### Work to do
Take the line containing "Output a JSON" through the last line of the data and retype those lines exactly. Pictures do not belong in the copy.

### Data lines
• • • • •

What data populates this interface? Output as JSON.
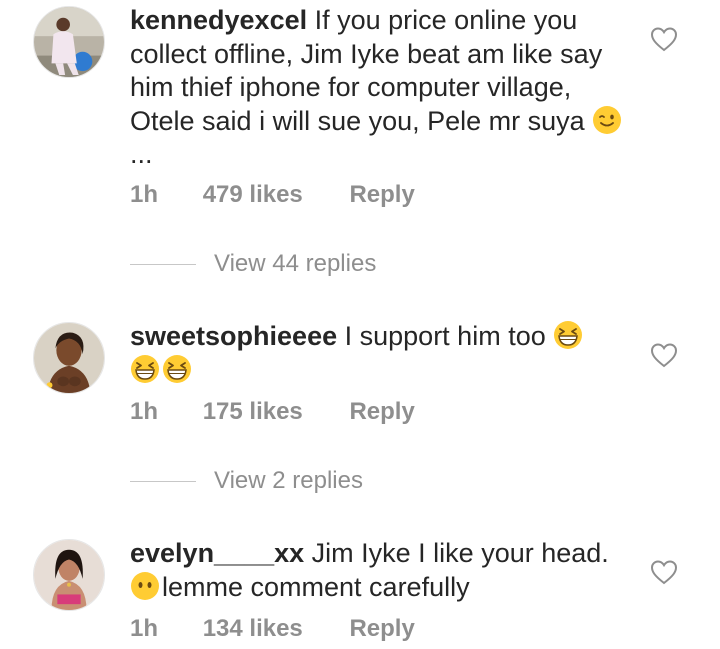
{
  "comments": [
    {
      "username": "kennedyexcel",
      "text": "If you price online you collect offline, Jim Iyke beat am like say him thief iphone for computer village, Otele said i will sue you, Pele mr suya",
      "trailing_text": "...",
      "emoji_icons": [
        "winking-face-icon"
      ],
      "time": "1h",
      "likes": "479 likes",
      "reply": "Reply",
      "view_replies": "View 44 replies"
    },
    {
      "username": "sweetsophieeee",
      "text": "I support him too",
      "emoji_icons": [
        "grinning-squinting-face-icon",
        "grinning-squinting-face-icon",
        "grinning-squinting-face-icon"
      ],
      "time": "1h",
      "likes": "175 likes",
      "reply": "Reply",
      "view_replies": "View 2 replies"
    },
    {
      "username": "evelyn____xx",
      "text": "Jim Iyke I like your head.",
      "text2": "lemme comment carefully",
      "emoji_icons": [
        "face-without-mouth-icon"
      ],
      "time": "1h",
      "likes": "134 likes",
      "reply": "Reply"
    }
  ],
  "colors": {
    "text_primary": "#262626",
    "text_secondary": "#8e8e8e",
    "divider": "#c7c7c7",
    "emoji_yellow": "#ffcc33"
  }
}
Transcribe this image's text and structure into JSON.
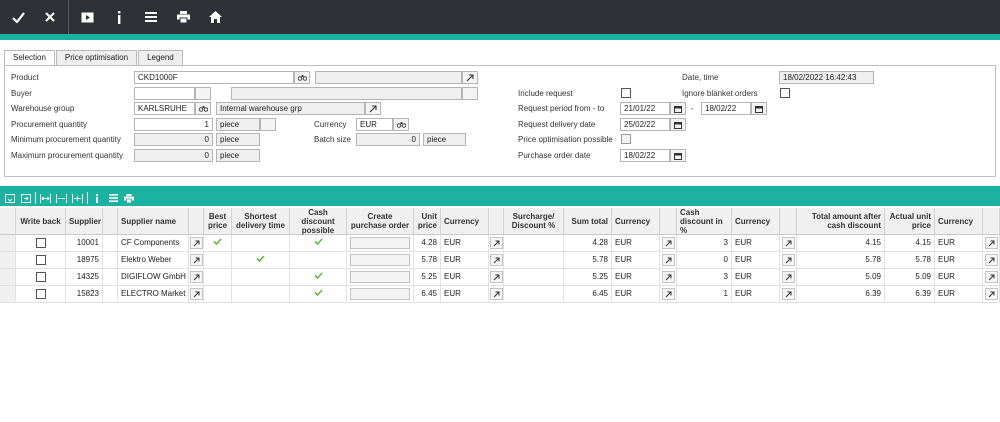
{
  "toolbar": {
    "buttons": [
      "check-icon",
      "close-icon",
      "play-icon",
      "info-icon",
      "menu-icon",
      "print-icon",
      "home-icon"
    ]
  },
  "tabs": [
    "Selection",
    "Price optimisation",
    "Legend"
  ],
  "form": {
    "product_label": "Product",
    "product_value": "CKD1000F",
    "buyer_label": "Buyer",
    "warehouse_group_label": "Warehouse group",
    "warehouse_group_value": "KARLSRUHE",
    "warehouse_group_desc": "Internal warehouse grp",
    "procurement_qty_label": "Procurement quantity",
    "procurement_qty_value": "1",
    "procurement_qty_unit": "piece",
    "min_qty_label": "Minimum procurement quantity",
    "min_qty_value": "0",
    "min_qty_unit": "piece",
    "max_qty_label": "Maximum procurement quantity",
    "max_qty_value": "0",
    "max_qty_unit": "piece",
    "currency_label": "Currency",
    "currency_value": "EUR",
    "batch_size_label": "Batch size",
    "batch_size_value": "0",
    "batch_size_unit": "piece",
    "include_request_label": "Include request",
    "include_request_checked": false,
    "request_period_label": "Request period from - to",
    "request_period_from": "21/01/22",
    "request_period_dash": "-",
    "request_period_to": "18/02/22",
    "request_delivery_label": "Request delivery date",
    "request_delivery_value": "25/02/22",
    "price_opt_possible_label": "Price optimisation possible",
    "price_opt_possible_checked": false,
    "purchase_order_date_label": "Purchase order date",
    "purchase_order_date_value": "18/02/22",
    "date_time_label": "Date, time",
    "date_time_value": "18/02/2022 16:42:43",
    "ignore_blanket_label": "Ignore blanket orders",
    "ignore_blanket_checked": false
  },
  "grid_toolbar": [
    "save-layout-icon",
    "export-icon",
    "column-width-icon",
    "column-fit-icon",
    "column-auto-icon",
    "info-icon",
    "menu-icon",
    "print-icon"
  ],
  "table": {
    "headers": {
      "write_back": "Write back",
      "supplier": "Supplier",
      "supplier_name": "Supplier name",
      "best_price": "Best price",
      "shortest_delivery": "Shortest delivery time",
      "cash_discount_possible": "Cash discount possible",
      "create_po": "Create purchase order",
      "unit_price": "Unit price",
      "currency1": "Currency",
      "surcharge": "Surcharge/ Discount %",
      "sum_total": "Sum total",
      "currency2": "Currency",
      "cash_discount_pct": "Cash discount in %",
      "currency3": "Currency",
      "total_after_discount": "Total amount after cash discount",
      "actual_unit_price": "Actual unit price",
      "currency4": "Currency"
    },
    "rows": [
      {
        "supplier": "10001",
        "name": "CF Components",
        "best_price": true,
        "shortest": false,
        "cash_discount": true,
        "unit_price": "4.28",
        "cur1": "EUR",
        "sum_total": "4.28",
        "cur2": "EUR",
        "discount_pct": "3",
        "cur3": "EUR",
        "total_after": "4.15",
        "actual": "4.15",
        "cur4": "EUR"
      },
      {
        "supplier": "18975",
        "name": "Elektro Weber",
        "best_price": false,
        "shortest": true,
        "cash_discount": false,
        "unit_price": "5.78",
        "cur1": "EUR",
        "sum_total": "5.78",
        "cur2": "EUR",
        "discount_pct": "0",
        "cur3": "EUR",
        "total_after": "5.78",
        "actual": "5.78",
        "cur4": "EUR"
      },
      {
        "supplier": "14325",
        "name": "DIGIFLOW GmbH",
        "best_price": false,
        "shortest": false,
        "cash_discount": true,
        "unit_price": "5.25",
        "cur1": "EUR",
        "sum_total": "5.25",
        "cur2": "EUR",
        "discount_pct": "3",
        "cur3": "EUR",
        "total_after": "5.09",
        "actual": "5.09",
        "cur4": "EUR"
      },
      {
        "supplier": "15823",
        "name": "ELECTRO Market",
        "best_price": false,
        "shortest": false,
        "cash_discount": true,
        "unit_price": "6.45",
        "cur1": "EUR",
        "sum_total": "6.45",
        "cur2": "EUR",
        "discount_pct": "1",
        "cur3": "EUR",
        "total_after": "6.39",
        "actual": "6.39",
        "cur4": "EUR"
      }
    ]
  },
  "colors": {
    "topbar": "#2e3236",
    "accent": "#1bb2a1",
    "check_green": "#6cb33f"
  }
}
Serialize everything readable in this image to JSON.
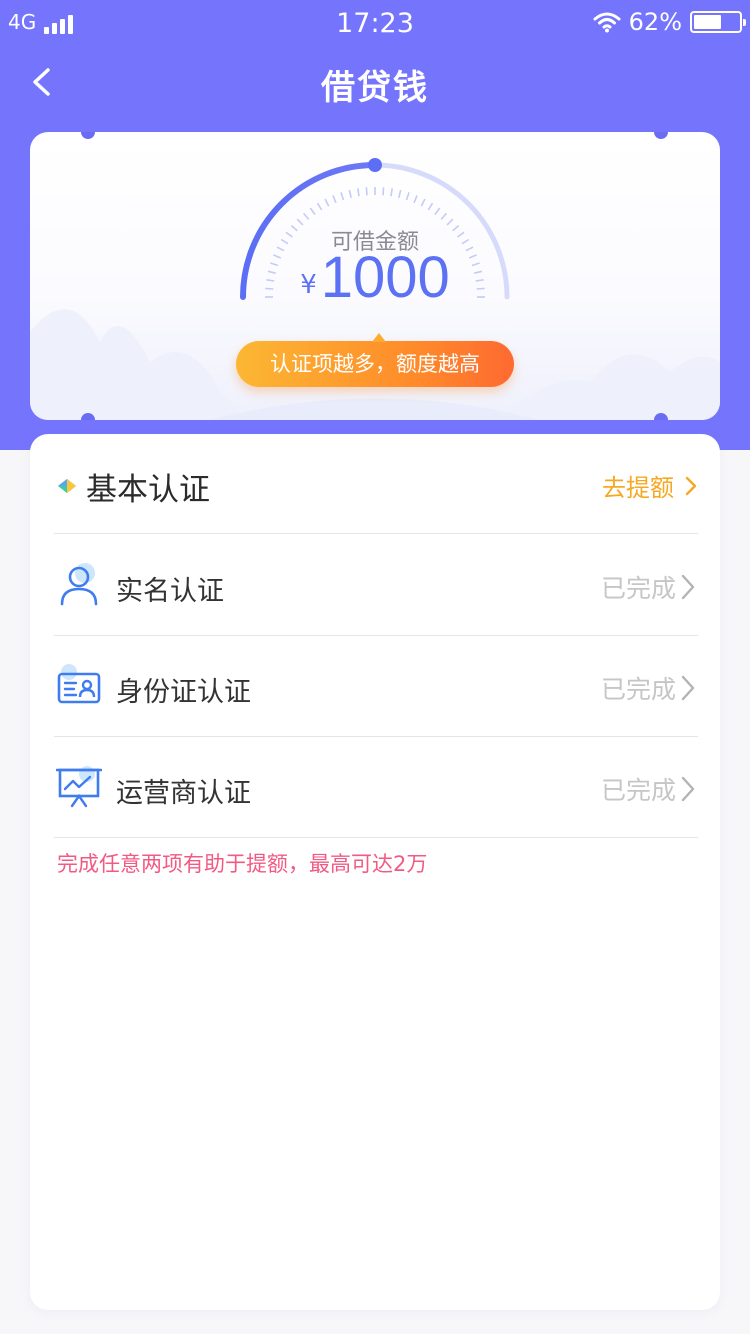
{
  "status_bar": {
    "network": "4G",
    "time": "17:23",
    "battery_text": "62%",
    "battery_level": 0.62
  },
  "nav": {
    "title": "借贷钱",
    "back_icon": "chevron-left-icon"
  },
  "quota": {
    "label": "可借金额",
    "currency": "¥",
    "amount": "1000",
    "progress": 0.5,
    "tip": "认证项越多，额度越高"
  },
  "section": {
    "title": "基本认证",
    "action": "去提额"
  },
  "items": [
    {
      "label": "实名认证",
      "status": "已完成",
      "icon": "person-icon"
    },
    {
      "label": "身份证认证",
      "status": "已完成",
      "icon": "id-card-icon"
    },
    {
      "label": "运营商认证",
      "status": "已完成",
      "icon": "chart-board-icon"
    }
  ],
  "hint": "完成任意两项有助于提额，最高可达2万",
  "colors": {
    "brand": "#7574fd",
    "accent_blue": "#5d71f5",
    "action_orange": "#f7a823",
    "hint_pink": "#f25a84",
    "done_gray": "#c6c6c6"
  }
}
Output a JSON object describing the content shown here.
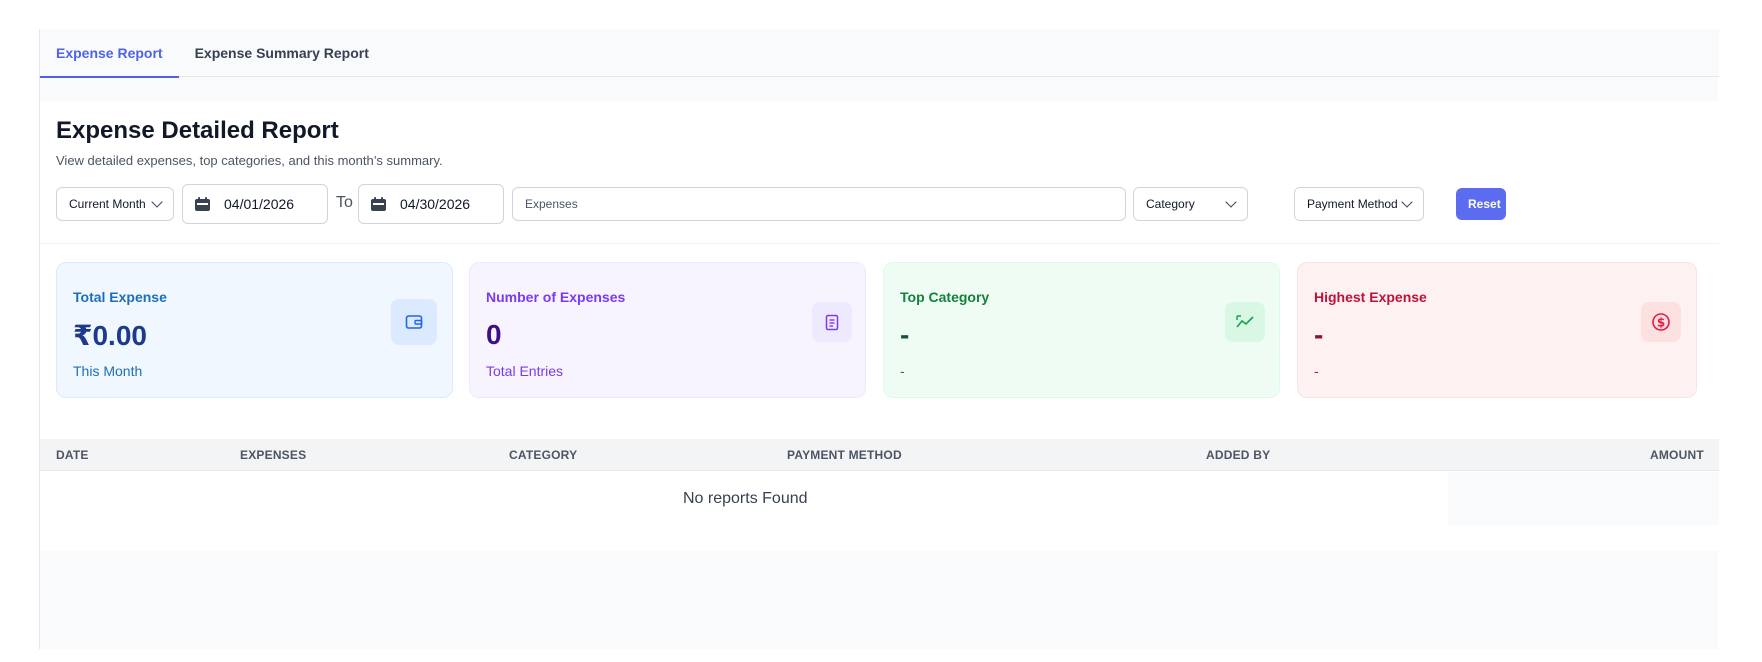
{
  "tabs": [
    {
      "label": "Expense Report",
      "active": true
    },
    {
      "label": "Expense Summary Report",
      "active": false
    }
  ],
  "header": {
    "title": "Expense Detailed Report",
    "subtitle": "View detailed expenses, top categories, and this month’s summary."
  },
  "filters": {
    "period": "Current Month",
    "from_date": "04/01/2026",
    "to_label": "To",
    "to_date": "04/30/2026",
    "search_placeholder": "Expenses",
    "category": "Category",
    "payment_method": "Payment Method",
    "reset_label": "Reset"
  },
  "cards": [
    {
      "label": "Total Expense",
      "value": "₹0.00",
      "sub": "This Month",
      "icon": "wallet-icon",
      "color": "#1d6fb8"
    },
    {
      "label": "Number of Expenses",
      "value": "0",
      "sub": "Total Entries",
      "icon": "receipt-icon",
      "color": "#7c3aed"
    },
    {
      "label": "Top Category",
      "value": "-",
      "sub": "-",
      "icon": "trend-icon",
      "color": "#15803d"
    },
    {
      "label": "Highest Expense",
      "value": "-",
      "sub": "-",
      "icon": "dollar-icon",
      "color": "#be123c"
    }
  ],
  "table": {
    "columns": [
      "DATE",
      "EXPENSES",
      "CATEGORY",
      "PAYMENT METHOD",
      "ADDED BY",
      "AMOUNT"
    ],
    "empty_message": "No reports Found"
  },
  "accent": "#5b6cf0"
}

• • • • •

### Response to the exercise
Output a JSON object describing the content shown here.
{
  "tabs": [
    {
      "label": "Expense Report",
      "active": true
    },
    {
      "label": "Expense Summary Report",
      "active": false
    }
  ],
  "header": {
    "title": "Expense Detailed Report",
    "subtitle": "View detailed expenses, top categories, and this month’s summary."
  },
  "filters": {
    "period": "Current Month",
    "from_date": "04/01/2026",
    "to_label": "To",
    "to_date": "04/30/2026",
    "search_placeholder": "Expenses",
    "category": "Category",
    "payment_method": "Payment Method",
    "reset_label": "Reset"
  },
  "cards": [
    {
      "label": "Total Expense",
      "value": "₹0.00",
      "sub": "This Month",
      "icon": "wallet-icon",
      "color": "#1d6fb8"
    },
    {
      "label": "Number of Expenses",
      "value": "0",
      "sub": "Total Entries",
      "icon": "receipt-icon",
      "color": "#7c3aed"
    },
    {
      "label": "Top Category",
      "value": "-",
      "sub": "-",
      "icon": "trend-icon",
      "color": "#15803d"
    },
    {
      "label": "Highest Expense",
      "value": "-",
      "sub": "-",
      "icon": "dollar-icon",
      "color": "#be123c"
    }
  ],
  "table": {
    "columns": [
      "DATE",
      "EXPENSES",
      "CATEGORY",
      "PAYMENT METHOD",
      "ADDED BY",
      "AMOUNT"
    ],
    "empty_message": "No reports Found"
  },
  "accent": "#5b6cf0"
}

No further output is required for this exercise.